# Problem to work on
Below are some records. Write out the lines from the one containing "Serialize everything readable" to the last line, word for word, leaving out pictures.

# Extracted records
━━━━━━━━━━

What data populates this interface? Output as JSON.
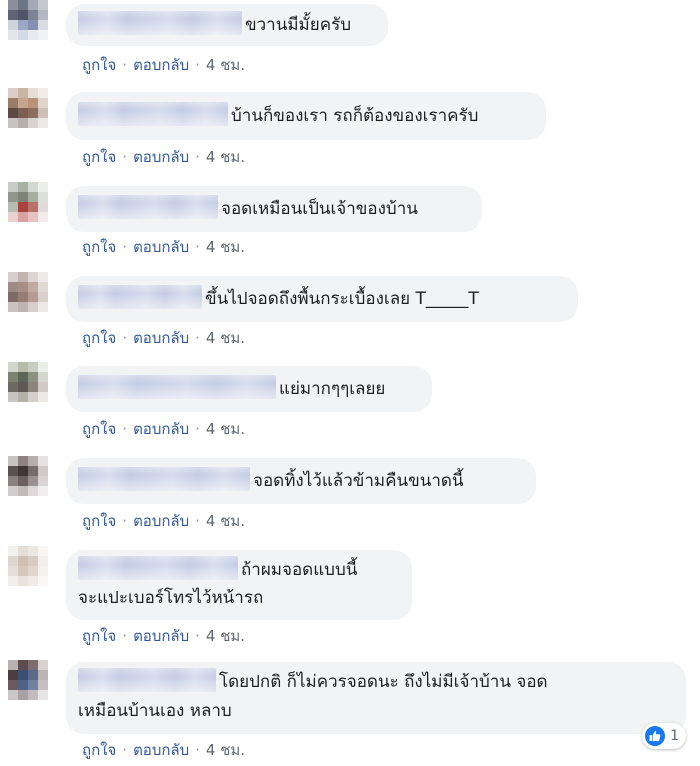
{
  "actions": {
    "like": "ถูกใจ",
    "reply": "ตอบกลับ",
    "separator": "·",
    "time": "4 ชม."
  },
  "comments": [
    {
      "lines": [
        "ขวานมีมั้ยครับ"
      ]
    },
    {
      "lines": [
        "บ้านก็ของเรา รถก็ต้องของเราครับ"
      ]
    },
    {
      "lines": [
        "จอดเหมือนเป็นเจ้าของบ้าน"
      ]
    },
    {
      "lines": [
        "ขึ้นไปจอดถึงพื้นกระเบื้องเลย T_____T"
      ]
    },
    {
      "lines": [
        "แย่มากๆๆเลยย"
      ]
    },
    {
      "lines": [
        "จอดทิ้งไว้แล้วข้ามคืนขนาดนี้"
      ]
    },
    {
      "lines": [
        "ถ้าผมจอดแบบนี้",
        "จะแปะเบอร์โทรไว้หน้ารถ"
      ]
    },
    {
      "lines": [
        "โดยปกติ ก็ไม่ควรจอดนะ ถึงไม่มีเจ้าบ้าน จอด",
        "เหมือนบ้านเอง หลาบ"
      ],
      "reaction_count": "1"
    }
  ],
  "colors": {
    "bubble": "#f2f3f5",
    "link": "#365899",
    "meta": "#606770",
    "like": "#1877f2"
  }
}
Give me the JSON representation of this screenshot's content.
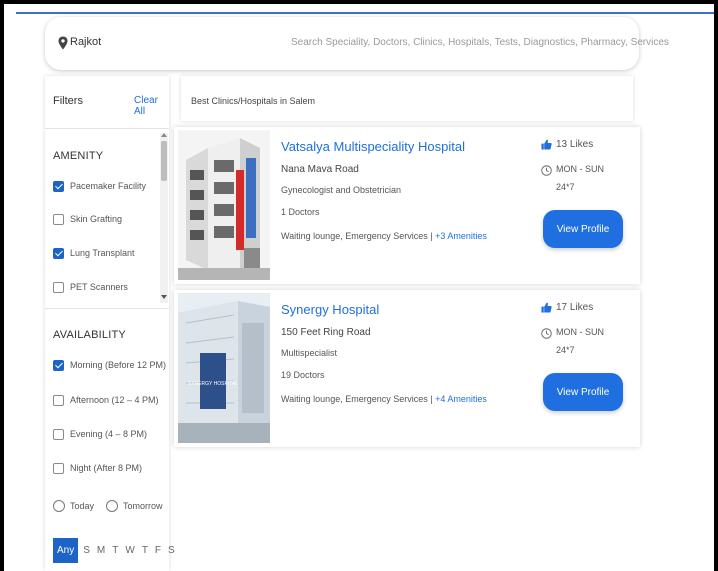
{
  "search": {
    "location": "Rajkot",
    "placeholder": "Search Speciality, Doctors, Clinics, Hospitals, Tests, Diagnostics, Pharmacy, Services"
  },
  "filters": {
    "title": "Filters",
    "clear_label": "Clear All",
    "amenity": {
      "title": "AMENITY",
      "items": [
        {
          "label": "Pacemaker Facility",
          "checked": true
        },
        {
          "label": "Skin Grafting",
          "checked": false
        },
        {
          "label": "Lung Transplant",
          "checked": true
        },
        {
          "label": "PET Scanners",
          "checked": false
        }
      ]
    },
    "availability": {
      "title": "AVAILABILITY",
      "items": [
        {
          "label": "Morning (Before 12 PM)",
          "checked": true
        },
        {
          "label": "Afternoon (12 – 4 PM)",
          "checked": false
        },
        {
          "label": "Evening (4 – 8 PM)",
          "checked": false
        },
        {
          "label": "Night (After 8 PM)",
          "checked": false
        }
      ],
      "radios": [
        "Today",
        "Tomorrow"
      ],
      "days": [
        "Any",
        "S",
        "M",
        "T",
        "W",
        "T",
        "F",
        "S"
      ],
      "selected_day": "Any"
    }
  },
  "breadcrumb": "Best Clinics/Hospitals  in Salem",
  "results": [
    {
      "name": "Vatsalya Multispeciality Hospital",
      "address": "Nana Mava Road",
      "speciality": "Gynecologist and Obstetrician",
      "doctors": "1 Doctors",
      "amenities": "Waiting lounge, Emergency Services |",
      "more_amenities": "+3 Amenities",
      "likes": "13 Likes",
      "days": "MON - SUN",
      "hours": "24*7",
      "button": "View Profile"
    },
    {
      "name": "Synergy Hospital",
      "address": "150 Feet Ring Road",
      "speciality": "Multispecialist",
      "doctors": "19 Doctors",
      "amenities": "Waiting lounge, Emergency Services |",
      "more_amenities": "+4 Amenities",
      "likes": "17 Likes",
      "days": "MON - SUN",
      "hours": "24*7",
      "button": "View Profile",
      "sign_text": "SYNERGY HOSPITAL"
    }
  ],
  "colors": {
    "accent": "#1f6fe0",
    "checkbox": "#1e63c6"
  }
}
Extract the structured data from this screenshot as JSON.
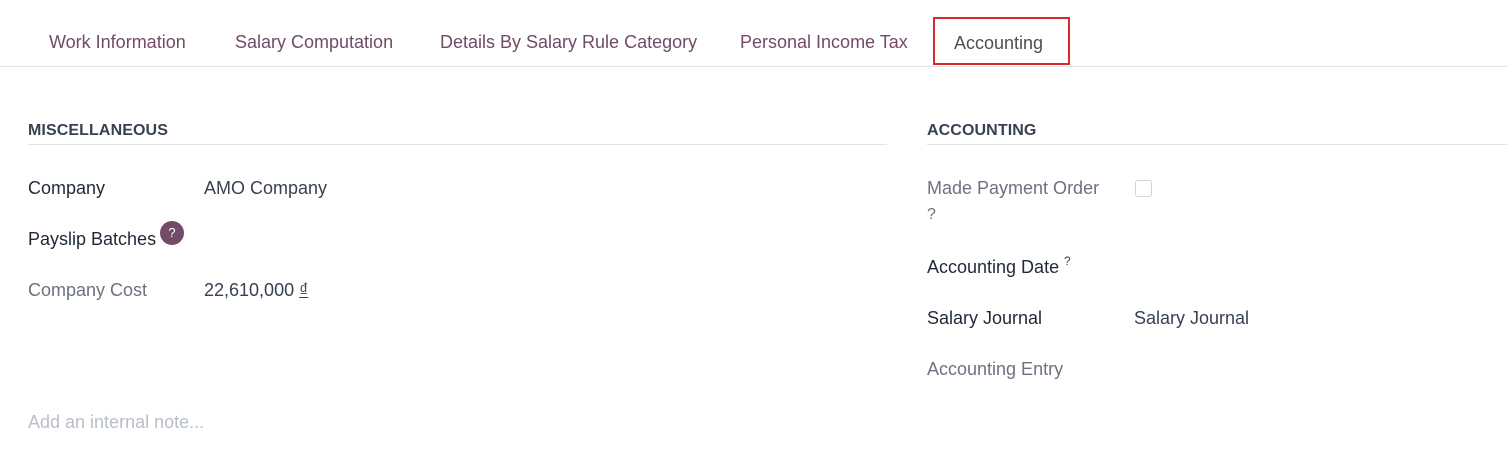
{
  "tabs": [
    {
      "label": "Work Information"
    },
    {
      "label": "Salary Computation"
    },
    {
      "label": "Details By Salary Rule Category"
    },
    {
      "label": "Personal Income Tax"
    },
    {
      "label": "Accounting",
      "active": true
    }
  ],
  "misc": {
    "title": "MISCELLANEOUS",
    "company_label": "Company",
    "company_value": "AMO Company",
    "payslip_batches_label": "Payslip Batches",
    "payslip_help": "?",
    "company_cost_label": "Company Cost",
    "company_cost_amount": "22,610,000",
    "company_cost_currency": "₫"
  },
  "accounting": {
    "title": "ACCOUNTING",
    "made_payment_order_label": "Made Payment Order",
    "made_payment_order_q": "?",
    "made_payment_order_checked": false,
    "accounting_date_label": "Accounting Date",
    "accounting_date_help": "?",
    "salary_journal_label": "Salary Journal",
    "salary_journal_value": "Salary Journal",
    "accounting_entry_label": "Accounting Entry"
  },
  "note": {
    "placeholder": "Add an internal note..."
  },
  "colors": {
    "brand": "#714B67",
    "highlight_border": "#d62b2b"
  }
}
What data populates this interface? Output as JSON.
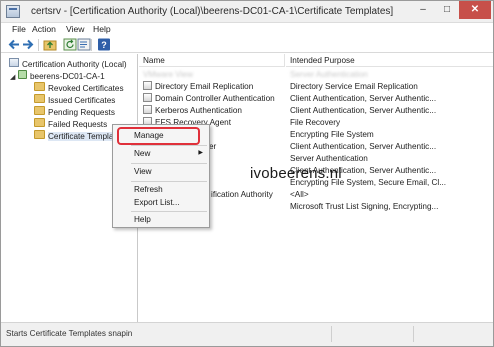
{
  "window": {
    "title": "certsrv - [Certification Authority (Local)\\beerens-DC01-CA-1\\Certificate Templates]",
    "minimize": "–",
    "maximize": "□",
    "close": "✕"
  },
  "menubar": {
    "file": "File",
    "action": "Action",
    "view": "View",
    "help": "Help"
  },
  "toolbar": {
    "icons": [
      "back-arrow-icon",
      "forward-arrow-icon",
      "up-folder-icon",
      "refresh-icon",
      "export-list-icon",
      "help-icon"
    ]
  },
  "tree": {
    "root": "Certification Authority (Local)",
    "ca": "beerens-DC01-CA-1",
    "items": [
      "Revoked Certificates",
      "Issued Certificates",
      "Pending Requests",
      "Failed Requests",
      "Certificate Templates"
    ]
  },
  "detail": {
    "columns": {
      "name": "Name",
      "purpose": "Intended Purpose"
    },
    "rows": [
      {
        "name": "VMware View",
        "purpose": "Server Authentication"
      },
      {
        "name": "Directory Email Replication",
        "purpose": "Directory Service Email Replication"
      },
      {
        "name": "Domain Controller Authentication",
        "purpose": "Client Authentication, Server Authentic..."
      },
      {
        "name": "Kerberos Authentication",
        "purpose": "Client Authentication, Server Authentic..."
      },
      {
        "name": "EFS Recovery Agent",
        "purpose": "File Recovery"
      },
      {
        "name": "",
        "purpose": "Encrypting File System"
      },
      {
        "name": "er",
        "purpose": "Client Authentication, Server Authentic..."
      },
      {
        "name": "",
        "purpose": "Server Authentication"
      },
      {
        "name": "",
        "purpose": "Client Authentication, Server Authentic..."
      },
      {
        "name": "",
        "purpose": "Encrypting File System, Secure Email, Cl..."
      },
      {
        "name": "ification Authority",
        "purpose": "<All>"
      },
      {
        "name": "",
        "purpose": "Microsoft Trust List Signing, Encrypting..."
      }
    ]
  },
  "context_menu": {
    "items": [
      "Manage",
      "New",
      "View",
      "Refresh",
      "Export List...",
      "Help"
    ],
    "submenu_arrow": "▶"
  },
  "watermark": "ivobeerens.nl",
  "status": {
    "text": "Starts Certificate Templates snapin"
  },
  "colors": {
    "highlight_border": "#e0303a",
    "close_button": "#c7504a",
    "selected_item": "#dde7f4"
  }
}
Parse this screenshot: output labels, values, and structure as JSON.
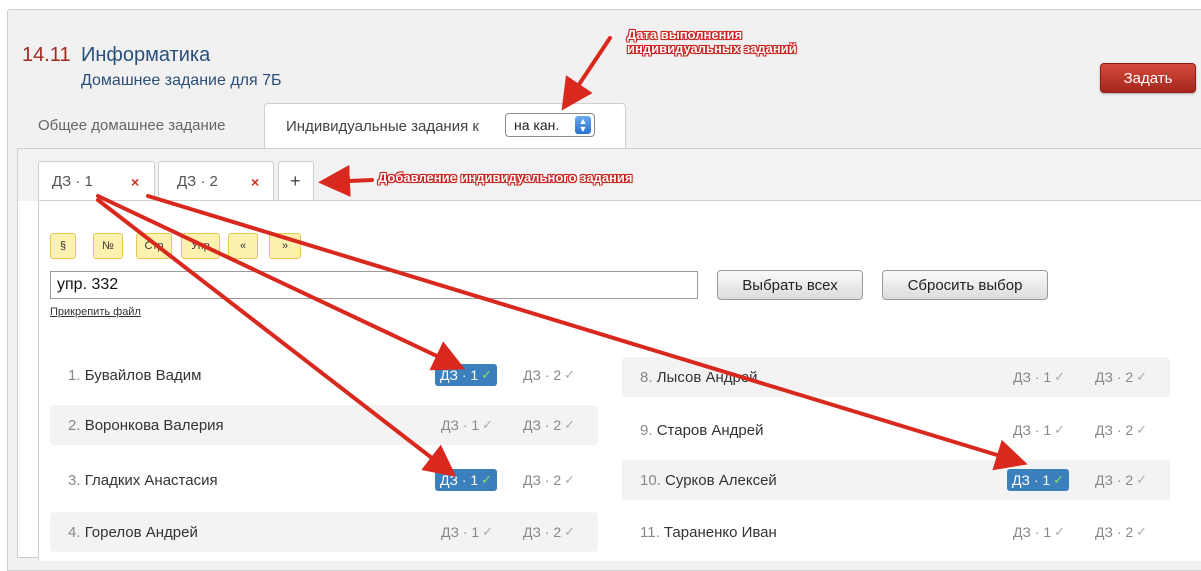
{
  "lesson": {
    "number": "14.11",
    "subject": "Информатика",
    "homework_title": "Домашнее задание для 7Б"
  },
  "assign_button": "Задать",
  "main_tabs": {
    "general": "Общее домашнее задание",
    "individual": "Индивидуальные задания к",
    "date_select_value": "на кан."
  },
  "hw_tabs": [
    {
      "label": "ДЗ · 1",
      "close": "×"
    },
    {
      "label": "ДЗ · 2",
      "close": "×"
    }
  ],
  "add_tab": "+",
  "format_buttons": [
    "§",
    "№",
    "Стр",
    "Упр",
    "«",
    "»"
  ],
  "task_input_value": "упр. 332",
  "attach_file": "Прикрепить файл",
  "select_all": "Выбрать всех",
  "reset_selection": "Сбросить выбор",
  "chip_labels": [
    "ДЗ · 1",
    "ДЗ · 2"
  ],
  "check_mark": "✓",
  "students_left": [
    {
      "num": "1.",
      "name": "Бувайлов Вадим",
      "dz1": true,
      "dz2": false
    },
    {
      "num": "2.",
      "name": "Воронкова Валерия",
      "dz1": false,
      "dz2": false
    },
    {
      "num": "3.",
      "name": "Гладких Анастасия",
      "dz1": true,
      "dz2": false
    },
    {
      "num": "4.",
      "name": "Горелов Андрей",
      "dz1": false,
      "dz2": false
    }
  ],
  "students_right": [
    {
      "num": "8.",
      "name": "Лысов Андрей",
      "dz1": false,
      "dz2": false
    },
    {
      "num": "9.",
      "name": "Старов Андрей",
      "dz1": false,
      "dz2": false
    },
    {
      "num": "10.",
      "name": "Сурков Алексей",
      "dz1": true,
      "dz2": false
    },
    {
      "num": "11.",
      "name": "Тараненко Иван",
      "dz1": false,
      "dz2": false
    }
  ],
  "annotations": {
    "due_date_line1": "Дата выполнения",
    "due_date_line2": "индивидуальных заданий",
    "add_task": "Добавление индивидуального задания"
  },
  "colors": {
    "accent_red": "#a5261d",
    "link_blue": "#2a4f79",
    "chip_active": "#3c7fbd",
    "annotation_red": "#d9281e"
  }
}
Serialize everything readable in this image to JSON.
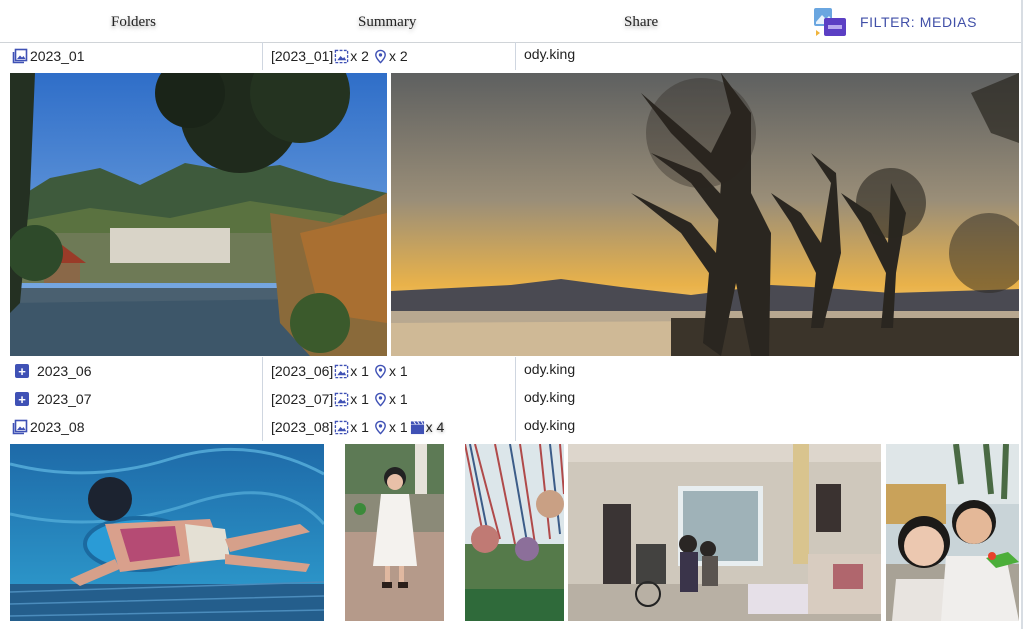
{
  "header": {
    "folders_label": "Folders",
    "summary_label": "Summary",
    "share_label": "Share",
    "filter_label": "FILTER: MEDIAS",
    "filter_icon": "pdf-file-icon"
  },
  "rows": [
    {
      "name": "2023_01",
      "icon": "gallery-icon",
      "summary_tag": "[2023_01]",
      "photos": "x 2",
      "places": "x 2",
      "share": "ody.king"
    },
    {
      "name": "2023_06",
      "icon": "expand-plus-icon",
      "summary_tag": "[2023_06]",
      "photos": "x 1",
      "places": "x 1",
      "share": "ody.king"
    },
    {
      "name": "2023_07",
      "icon": "expand-plus-icon",
      "summary_tag": "[2023_07]",
      "photos": "x 1",
      "places": "x 1",
      "share": "ody.king"
    },
    {
      "name": "2023_08",
      "icon": "gallery-icon",
      "summary_tag": "[2023_08]",
      "photos": "x 1",
      "places": "x 1",
      "videos": "x 4",
      "share": "ody.king"
    }
  ],
  "colors": {
    "accent": "#3f51b5",
    "filter_text": "#4150a8",
    "divider": "#cfd6e0"
  }
}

━━━━━━━━━━

# Exercise result
Serialize everything readable in this image to JSON.
{
  "header": {
    "folders_label": "Folders",
    "summary_label": "Summary",
    "share_label": "Share",
    "filter_label": "FILTER: MEDIAS",
    "filter_icon": "pdf-file-icon"
  },
  "rows": [
    {
      "name": "2023_01",
      "icon": "gallery-icon",
      "summary_tag": "[2023_01]",
      "photos": "x 2",
      "places": "x 2",
      "share": "ody.king"
    },
    {
      "name": "2023_06",
      "icon": "expand-plus-icon",
      "summary_tag": "[2023_06]",
      "photos": "x 1",
      "places": "x 1",
      "share": "ody.king"
    },
    {
      "name": "2023_07",
      "icon": "expand-plus-icon",
      "summary_tag": "[2023_07]",
      "photos": "x 1",
      "places": "x 1",
      "share": "ody.king"
    },
    {
      "name": "2023_08",
      "icon": "gallery-icon",
      "summary_tag": "[2023_08]",
      "photos": "x 1",
      "places": "x 1",
      "videos": "x 4",
      "share": "ody.king"
    }
  ],
  "colors": {
    "accent": "#3f51b5",
    "filter_text": "#4150a8",
    "divider": "#cfd6e0"
  }
}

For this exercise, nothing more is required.